Furiosa: A Mad Max Saga

Australien/USA 2024 · 149 min. · FSK: ab 16
Regie: George Miller
Drehbuch: ,
Kamera: Simon Duggan
Darsteller: Anya Taylor-Joy, Chris Hemsworth, Tom Burke, Alyla Browne, Nathan Jones u.a.
Im Angesicht des Bösen...
(Foto: Warner)

Sündenfall & Höllenfahrt

In George Millers Prequel zu »Mad Max: Fury Road« liegt die Dystopie in Bibelhänden – doch bollerndes Benzingebrumm und brillant choreografierte Gewalt bugsieren den christlichen Plot überzeugend in die Zukunft

Wer sich schon vor neun Jahren gefragt hat, was Altmeister George Miller mit der cleanen Fort­set­zung seiner legen­dären, schmut­zigen drei­tei­ligen Mad-Max-Reihe (1979-1985), mit dem episch-toll­kühnen Mad Max – Fury Road eigent­lich im Sinn hatte, der sich ja von allem eman­zi­pierte, was einmal war, von Mel Gibson als Haupt­dar­steller zual­ler­erst und dem ganzen herr­li­chen B-Movie-Schmutz von damals, der sollte sich unbedingt auf Furiosa: A Mad Max Saga einlassen. Denn schon 2015 hatte Miller ja nach 15 Jahren Vorarbeit ein Szenario entworfen, das bereits die Vergan­gen­heit der Zukunft beinhal­tete, erklärte Miller seiner Haupt­dar­stel­lerin Charlize Theron ihre Rolle der Impe­ra­torin Furiosa nicht nur mit gegen­wär­tigem Plot­ge­plänkel, sondern mit akri­bi­schen Szenen aus ihrer Vergan­gen­heit, denn nur wenn du weißt, wer du warst, kannst du spielen, wer du bist.

━━━━━━━━━━━━━━━━

▶ _Ihre Aufgabe_: Schreiben Sie bitte aus der Filmkritik den Abschnitt wortgetreu ab, der bei „Australien/USA 2024 ·“ beginnt und bei „(Foto: Warner)“ endet.

▶ _Gegebene Daten_:
━━━━━━━━━━━━━━━━

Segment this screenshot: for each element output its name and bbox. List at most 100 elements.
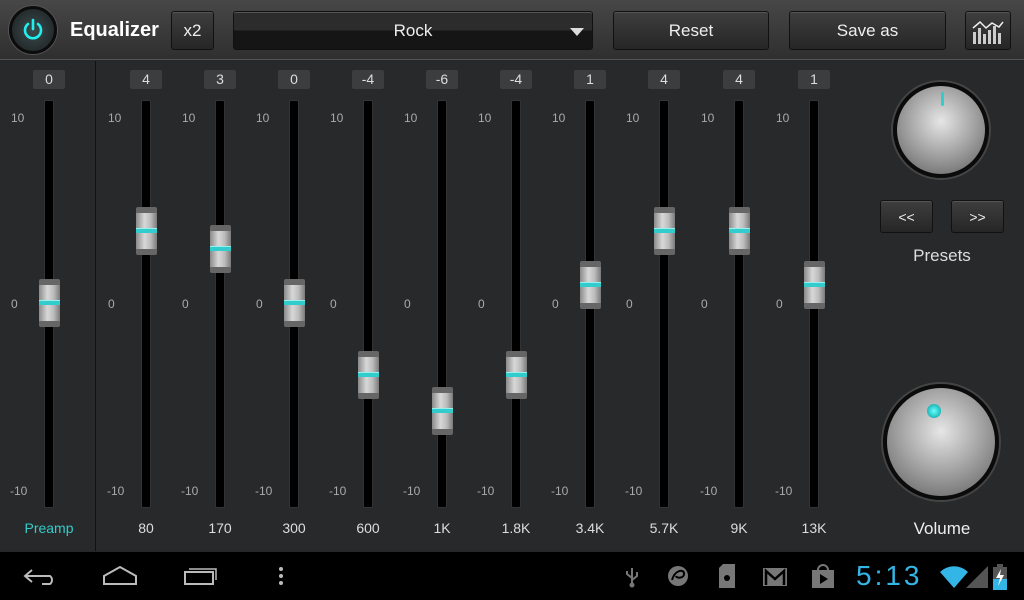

━━━━━━━━━━━━━━━━

▶ _Ausgabe_:
Australien/USA 2024 · 149 min. · FSK: ab 16
Regie: George Miller
Drehbuch: ,
Kamera: Simon Duggan
Darsteller: Anya Taylor-Joy, Chris Hemsworth, Tom Burke, Alyla Browne, Nathan Jones u.a.
Im Angesicht des Bösen...
(Foto: Warner)